▸ Exercise details:
Extract every record, keeping each one exactly as it is.

>> START Provided data

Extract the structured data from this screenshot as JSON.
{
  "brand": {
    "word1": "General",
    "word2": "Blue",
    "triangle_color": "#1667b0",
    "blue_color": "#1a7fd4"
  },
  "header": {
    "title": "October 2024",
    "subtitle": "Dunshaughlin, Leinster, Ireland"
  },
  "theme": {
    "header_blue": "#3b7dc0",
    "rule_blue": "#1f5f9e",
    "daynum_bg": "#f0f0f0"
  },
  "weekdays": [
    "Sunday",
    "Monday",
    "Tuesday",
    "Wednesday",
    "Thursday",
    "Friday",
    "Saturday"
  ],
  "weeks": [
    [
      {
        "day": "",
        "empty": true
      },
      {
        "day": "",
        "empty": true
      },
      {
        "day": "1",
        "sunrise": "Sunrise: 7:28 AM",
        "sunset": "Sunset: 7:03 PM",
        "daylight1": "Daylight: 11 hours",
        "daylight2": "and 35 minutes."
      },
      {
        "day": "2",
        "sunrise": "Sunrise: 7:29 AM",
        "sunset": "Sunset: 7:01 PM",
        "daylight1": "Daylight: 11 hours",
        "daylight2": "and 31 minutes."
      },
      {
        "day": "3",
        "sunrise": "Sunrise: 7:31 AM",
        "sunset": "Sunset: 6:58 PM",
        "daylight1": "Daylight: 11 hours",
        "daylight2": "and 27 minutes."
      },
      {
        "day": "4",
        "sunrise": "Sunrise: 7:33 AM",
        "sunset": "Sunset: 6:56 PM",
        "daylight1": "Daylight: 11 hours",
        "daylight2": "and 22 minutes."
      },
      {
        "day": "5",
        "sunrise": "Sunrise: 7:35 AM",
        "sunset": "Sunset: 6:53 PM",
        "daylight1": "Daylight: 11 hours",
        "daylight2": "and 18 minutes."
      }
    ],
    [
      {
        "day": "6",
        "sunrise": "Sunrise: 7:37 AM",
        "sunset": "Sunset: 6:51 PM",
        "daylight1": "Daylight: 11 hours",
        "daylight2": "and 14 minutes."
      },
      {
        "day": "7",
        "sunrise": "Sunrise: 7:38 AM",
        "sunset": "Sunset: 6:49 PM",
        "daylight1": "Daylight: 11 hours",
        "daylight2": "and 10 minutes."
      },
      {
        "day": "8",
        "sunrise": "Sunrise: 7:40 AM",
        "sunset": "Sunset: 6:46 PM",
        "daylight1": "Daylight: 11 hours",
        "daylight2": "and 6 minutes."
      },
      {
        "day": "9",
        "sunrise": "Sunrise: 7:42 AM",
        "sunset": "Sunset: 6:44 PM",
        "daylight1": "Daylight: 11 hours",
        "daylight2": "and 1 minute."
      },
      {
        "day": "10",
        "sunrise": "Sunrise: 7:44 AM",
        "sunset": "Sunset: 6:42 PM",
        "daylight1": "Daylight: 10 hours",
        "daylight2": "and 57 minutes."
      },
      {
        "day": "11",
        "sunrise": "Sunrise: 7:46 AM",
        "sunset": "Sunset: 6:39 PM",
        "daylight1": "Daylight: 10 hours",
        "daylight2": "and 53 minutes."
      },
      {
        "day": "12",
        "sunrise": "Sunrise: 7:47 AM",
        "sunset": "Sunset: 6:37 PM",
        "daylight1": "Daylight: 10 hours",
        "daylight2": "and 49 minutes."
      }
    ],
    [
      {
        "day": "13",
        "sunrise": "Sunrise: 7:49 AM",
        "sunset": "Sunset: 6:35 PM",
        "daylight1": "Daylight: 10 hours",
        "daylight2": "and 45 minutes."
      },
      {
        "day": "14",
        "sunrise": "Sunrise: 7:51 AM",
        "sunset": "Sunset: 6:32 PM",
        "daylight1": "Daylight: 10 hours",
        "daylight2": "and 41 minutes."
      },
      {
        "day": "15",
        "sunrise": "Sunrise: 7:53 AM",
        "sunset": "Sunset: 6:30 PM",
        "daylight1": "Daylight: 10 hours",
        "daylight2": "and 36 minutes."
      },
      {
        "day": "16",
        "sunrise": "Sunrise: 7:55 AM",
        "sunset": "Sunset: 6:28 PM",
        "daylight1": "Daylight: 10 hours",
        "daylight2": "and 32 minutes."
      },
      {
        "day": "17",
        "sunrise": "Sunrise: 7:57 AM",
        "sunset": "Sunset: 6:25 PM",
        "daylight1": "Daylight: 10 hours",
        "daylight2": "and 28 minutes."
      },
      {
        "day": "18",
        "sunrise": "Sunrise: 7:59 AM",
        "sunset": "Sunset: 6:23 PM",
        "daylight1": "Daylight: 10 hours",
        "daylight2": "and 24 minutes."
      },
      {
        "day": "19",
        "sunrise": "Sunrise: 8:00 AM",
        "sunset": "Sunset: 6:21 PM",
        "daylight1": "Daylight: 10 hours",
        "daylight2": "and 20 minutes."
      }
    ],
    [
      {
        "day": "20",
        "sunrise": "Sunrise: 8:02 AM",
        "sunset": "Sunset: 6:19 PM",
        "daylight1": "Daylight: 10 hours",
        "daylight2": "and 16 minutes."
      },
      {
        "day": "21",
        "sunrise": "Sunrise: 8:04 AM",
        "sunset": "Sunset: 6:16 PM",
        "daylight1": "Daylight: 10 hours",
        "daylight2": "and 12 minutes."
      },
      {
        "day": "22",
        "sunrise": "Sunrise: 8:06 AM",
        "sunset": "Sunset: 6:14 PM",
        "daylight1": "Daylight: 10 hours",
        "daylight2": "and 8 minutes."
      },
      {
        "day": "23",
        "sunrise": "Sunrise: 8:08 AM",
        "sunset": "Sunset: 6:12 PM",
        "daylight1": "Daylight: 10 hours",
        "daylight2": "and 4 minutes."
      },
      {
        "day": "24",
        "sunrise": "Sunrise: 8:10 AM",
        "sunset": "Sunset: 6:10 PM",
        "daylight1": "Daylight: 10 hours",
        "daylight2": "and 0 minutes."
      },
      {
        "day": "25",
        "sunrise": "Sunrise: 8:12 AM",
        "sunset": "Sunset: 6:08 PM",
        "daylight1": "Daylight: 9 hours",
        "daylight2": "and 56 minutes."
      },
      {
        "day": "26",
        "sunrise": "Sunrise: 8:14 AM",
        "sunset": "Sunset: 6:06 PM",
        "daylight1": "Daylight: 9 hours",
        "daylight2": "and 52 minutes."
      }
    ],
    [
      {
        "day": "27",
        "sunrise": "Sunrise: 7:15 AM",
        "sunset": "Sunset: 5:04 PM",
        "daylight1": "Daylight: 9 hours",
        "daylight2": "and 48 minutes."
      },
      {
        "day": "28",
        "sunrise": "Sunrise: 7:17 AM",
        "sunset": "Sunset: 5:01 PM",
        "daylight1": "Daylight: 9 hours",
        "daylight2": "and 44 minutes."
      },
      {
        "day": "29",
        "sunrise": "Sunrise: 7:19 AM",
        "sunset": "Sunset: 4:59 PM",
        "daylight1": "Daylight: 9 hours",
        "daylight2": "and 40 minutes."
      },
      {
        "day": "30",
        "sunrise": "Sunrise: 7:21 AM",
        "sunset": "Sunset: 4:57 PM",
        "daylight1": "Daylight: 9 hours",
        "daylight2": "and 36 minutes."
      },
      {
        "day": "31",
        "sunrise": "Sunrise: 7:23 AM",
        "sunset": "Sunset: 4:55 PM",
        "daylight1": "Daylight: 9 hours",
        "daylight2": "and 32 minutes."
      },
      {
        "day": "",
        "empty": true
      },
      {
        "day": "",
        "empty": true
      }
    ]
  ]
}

>> END Provided data

▸ Final result:
Extract the structured data from this screenshot as JSON.
{
  "brand": {
    "word1": "General",
    "word2": "Blue",
    "triangle_color": "#1667b0",
    "blue_color": "#1a7fd4"
  },
  "header": {
    "title": "October 2024",
    "subtitle": "Dunshaughlin, Leinster, Ireland"
  },
  "theme": {
    "header_blue": "#3b7dc0",
    "rule_blue": "#1f5f9e",
    "daynum_bg": "#f0f0f0"
  },
  "weekdays": [
    "Sunday",
    "Monday",
    "Tuesday",
    "Wednesday",
    "Thursday",
    "Friday",
    "Saturday"
  ],
  "weeks": [
    [
      {
        "day": "",
        "empty": true
      },
      {
        "day": "",
        "empty": true
      },
      {
        "day": "1",
        "sunrise": "Sunrise: 7:28 AM",
        "sunset": "Sunset: 7:03 PM",
        "daylight1": "Daylight: 11 hours",
        "daylight2": "and 35 minutes."
      },
      {
        "day": "2",
        "sunrise": "Sunrise: 7:29 AM",
        "sunset": "Sunset: 7:01 PM",
        "daylight1": "Daylight: 11 hours",
        "daylight2": "and 31 minutes."
      },
      {
        "day": "3",
        "sunrise": "Sunrise: 7:31 AM",
        "sunset": "Sunset: 6:58 PM",
        "daylight1": "Daylight: 11 hours",
        "daylight2": "and 27 minutes."
      },
      {
        "day": "4",
        "sunrise": "Sunrise: 7:33 AM",
        "sunset": "Sunset: 6:56 PM",
        "daylight1": "Daylight: 11 hours",
        "daylight2": "and 22 minutes."
      },
      {
        "day": "5",
        "sunrise": "Sunrise: 7:35 AM",
        "sunset": "Sunset: 6:53 PM",
        "daylight1": "Daylight: 11 hours",
        "daylight2": "and 18 minutes."
      }
    ],
    [
      {
        "day": "6",
        "sunrise": "Sunrise: 7:37 AM",
        "sunset": "Sunset: 6:51 PM",
        "daylight1": "Daylight: 11 hours",
        "daylight2": "and 14 minutes."
      },
      {
        "day": "7",
        "sunrise": "Sunrise: 7:38 AM",
        "sunset": "Sunset: 6:49 PM",
        "daylight1": "Daylight: 11 hours",
        "daylight2": "and 10 minutes."
      },
      {
        "day": "8",
        "sunrise": "Sunrise: 7:40 AM",
        "sunset": "Sunset: 6:46 PM",
        "daylight1": "Daylight: 11 hours",
        "daylight2": "and 6 minutes."
      },
      {
        "day": "9",
        "sunrise": "Sunrise: 7:42 AM",
        "sunset": "Sunset: 6:44 PM",
        "daylight1": "Daylight: 11 hours",
        "daylight2": "and 1 minute."
      },
      {
        "day": "10",
        "sunrise": "Sunrise: 7:44 AM",
        "sunset": "Sunset: 6:42 PM",
        "daylight1": "Daylight: 10 hours",
        "daylight2": "and 57 minutes."
      },
      {
        "day": "11",
        "sunrise": "Sunrise: 7:46 AM",
        "sunset": "Sunset: 6:39 PM",
        "daylight1": "Daylight: 10 hours",
        "daylight2": "and 53 minutes."
      },
      {
        "day": "12",
        "sunrise": "Sunrise: 7:47 AM",
        "sunset": "Sunset: 6:37 PM",
        "daylight1": "Daylight: 10 hours",
        "daylight2": "and 49 minutes."
      }
    ],
    [
      {
        "day": "13",
        "sunrise": "Sunrise: 7:49 AM",
        "sunset": "Sunset: 6:35 PM",
        "daylight1": "Daylight: 10 hours",
        "daylight2": "and 45 minutes."
      },
      {
        "day": "14",
        "sunrise": "Sunrise: 7:51 AM",
        "sunset": "Sunset: 6:32 PM",
        "daylight1": "Daylight: 10 hours",
        "daylight2": "and 41 minutes."
      },
      {
        "day": "15",
        "sunrise": "Sunrise: 7:53 AM",
        "sunset": "Sunset: 6:30 PM",
        "daylight1": "Daylight: 10 hours",
        "daylight2": "and 36 minutes."
      },
      {
        "day": "16",
        "sunrise": "Sunrise: 7:55 AM",
        "sunset": "Sunset: 6:28 PM",
        "daylight1": "Daylight: 10 hours",
        "daylight2": "and 32 minutes."
      },
      {
        "day": "17",
        "sunrise": "Sunrise: 7:57 AM",
        "sunset": "Sunset: 6:25 PM",
        "daylight1": "Daylight: 10 hours",
        "daylight2": "and 28 minutes."
      },
      {
        "day": "18",
        "sunrise": "Sunrise: 7:59 AM",
        "sunset": "Sunset: 6:23 PM",
        "daylight1": "Daylight: 10 hours",
        "daylight2": "and 24 minutes."
      },
      {
        "day": "19",
        "sunrise": "Sunrise: 8:00 AM",
        "sunset": "Sunset: 6:21 PM",
        "daylight1": "Daylight: 10 hours",
        "daylight2": "and 20 minutes."
      }
    ],
    [
      {
        "day": "20",
        "sunrise": "Sunrise: 8:02 AM",
        "sunset": "Sunset: 6:19 PM",
        "daylight1": "Daylight: 10 hours",
        "daylight2": "and 16 minutes."
      },
      {
        "day": "21",
        "sunrise": "Sunrise: 8:04 AM",
        "sunset": "Sunset: 6:16 PM",
        "daylight1": "Daylight: 10 hours",
        "daylight2": "and 12 minutes."
      },
      {
        "day": "22",
        "sunrise": "Sunrise: 8:06 AM",
        "sunset": "Sunset: 6:14 PM",
        "daylight1": "Daylight: 10 hours",
        "daylight2": "and 8 minutes."
      },
      {
        "day": "23",
        "sunrise": "Sunrise: 8:08 AM",
        "sunset": "Sunset: 6:12 PM",
        "daylight1": "Daylight: 10 hours",
        "daylight2": "and 4 minutes."
      },
      {
        "day": "24",
        "sunrise": "Sunrise: 8:10 AM",
        "sunset": "Sunset: 6:10 PM",
        "daylight1": "Daylight: 10 hours",
        "daylight2": "and 0 minutes."
      },
      {
        "day": "25",
        "sunrise": "Sunrise: 8:12 AM",
        "sunset": "Sunset: 6:08 PM",
        "daylight1": "Daylight: 9 hours",
        "daylight2": "and 56 minutes."
      },
      {
        "day": "26",
        "sunrise": "Sunrise: 8:14 AM",
        "sunset": "Sunset: 6:06 PM",
        "daylight1": "Daylight: 9 hours",
        "daylight2": "and 52 minutes."
      }
    ],
    [
      {
        "day": "27",
        "sunrise": "Sunrise: 7:15 AM",
        "sunset": "Sunset: 5:04 PM",
        "daylight1": "Daylight: 9 hours",
        "daylight2": "and 48 minutes."
      },
      {
        "day": "28",
        "sunrise": "Sunrise: 7:17 AM",
        "sunset": "Sunset: 5:01 PM",
        "daylight1": "Daylight: 9 hours",
        "daylight2": "and 44 minutes."
      },
      {
        "day": "29",
        "sunrise": "Sunrise: 7:19 AM",
        "sunset": "Sunset: 4:59 PM",
        "daylight1": "Daylight: 9 hours",
        "daylight2": "and 40 minutes."
      },
      {
        "day": "30",
        "sunrise": "Sunrise: 7:21 AM",
        "sunset": "Sunset: 4:57 PM",
        "daylight1": "Daylight: 9 hours",
        "daylight2": "and 36 minutes."
      },
      {
        "day": "31",
        "sunrise": "Sunrise: 7:23 AM",
        "sunset": "Sunset: 4:55 PM",
        "daylight1": "Daylight: 9 hours",
        "daylight2": "and 32 minutes."
      },
      {
        "day": "",
        "empty": true
      },
      {
        "day": "",
        "empty": true
      }
    ]
  ]
}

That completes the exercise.